Set exercise - Each entry in the listing below should be restated word for word.

Provided entries -
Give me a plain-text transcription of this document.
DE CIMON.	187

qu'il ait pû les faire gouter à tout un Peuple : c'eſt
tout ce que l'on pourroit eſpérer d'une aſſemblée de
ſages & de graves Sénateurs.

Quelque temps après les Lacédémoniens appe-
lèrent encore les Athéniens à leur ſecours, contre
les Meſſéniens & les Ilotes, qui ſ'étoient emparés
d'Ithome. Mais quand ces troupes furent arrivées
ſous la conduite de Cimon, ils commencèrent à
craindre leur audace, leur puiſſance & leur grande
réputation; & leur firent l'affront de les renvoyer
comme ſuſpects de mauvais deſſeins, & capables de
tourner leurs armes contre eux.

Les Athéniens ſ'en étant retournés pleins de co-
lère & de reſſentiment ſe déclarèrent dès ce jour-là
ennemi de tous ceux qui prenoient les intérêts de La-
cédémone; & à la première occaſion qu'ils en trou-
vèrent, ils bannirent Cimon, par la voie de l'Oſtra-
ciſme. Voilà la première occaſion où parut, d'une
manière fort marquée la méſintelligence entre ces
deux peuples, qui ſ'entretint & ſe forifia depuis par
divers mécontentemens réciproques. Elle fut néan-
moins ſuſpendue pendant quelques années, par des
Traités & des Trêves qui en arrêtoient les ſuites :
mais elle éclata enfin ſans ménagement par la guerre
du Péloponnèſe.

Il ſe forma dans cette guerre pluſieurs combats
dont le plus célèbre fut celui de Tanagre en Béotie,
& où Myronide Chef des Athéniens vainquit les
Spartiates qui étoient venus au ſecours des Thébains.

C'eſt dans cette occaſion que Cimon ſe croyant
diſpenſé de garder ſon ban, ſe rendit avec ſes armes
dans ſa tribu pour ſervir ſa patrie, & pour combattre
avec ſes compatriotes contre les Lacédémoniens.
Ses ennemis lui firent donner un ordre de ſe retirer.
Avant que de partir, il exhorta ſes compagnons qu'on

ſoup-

Final result -
Give me a plain-text transcription of this document.
DE CIMON.	187

qu'il ait pû les faire gouter à tout un Peuple : c'eſt
tout ce que l'on pourroit eſpérer d'une aſſemblée de
ſages & de graves Sénateurs.

Quelque temps après les Lacédémoniens appe-
lèrent encore les Athéniens à leur ſecours, contre
les Meſſéniens & les Ilotes, qui ſ'étoient emparés
d'Ithome. Mais quand ces troupes furent arrivées
ſous la conduite de Cimon, ils commencèrent à
craindre leur audace, leur puiſſance & leur grande
réputation; & leur firent l'affront de les renvoyer
comme ſuſpects de mauvais deſſeins, & capables de
tourner leurs armes contre eux.

Les Athéniens ſ'en étant retournés pleins de co-
lère & de reſſentiment ſe déclarèrent dès ce jour-là
ennemi de tous ceux qui prenoient les intérêts de La-
cédémone; & à la première occaſion qu'ils en trou-
vèrent, ils bannirent Cimon, par la voie de l'Oſtra-
ciſme. Voilà la première occaſion où parut, d'une
manière fort marquée la méſintelligence entre ces
deux peuples, qui ſ'entretint & ſe forifia depuis par
divers mécontentemens réciproques. Elle fut néan-
moins ſuſpendue pendant quelques années, par des
Traités & des Trêves qui en arrêtoient les ſuites :
mais elle éclata enfin ſans ménagement par la guerre
du Péloponnèſe.

Il ſe forma dans cette guerre pluſieurs combats
dont le plus célèbre fut celui de Tanagre en Béotie,
& où Myronide Chef des Athéniens vainquit les
Spartiates qui étoient venus au ſecours des Thébains.

C'eſt dans cette occaſion que Cimon ſe croyant
diſpenſé de garder ſon ban, ſe rendit avec ſes armes
dans ſa tribu pour ſervir ſa patrie, & pour combattre
avec ſes compatriotes contre les Lacédémoniens.
Ses ennemis lui firent donner un ordre de ſe retirer.
Avant que de partir, il exhorta ſes compagnons qu'on

ſoup-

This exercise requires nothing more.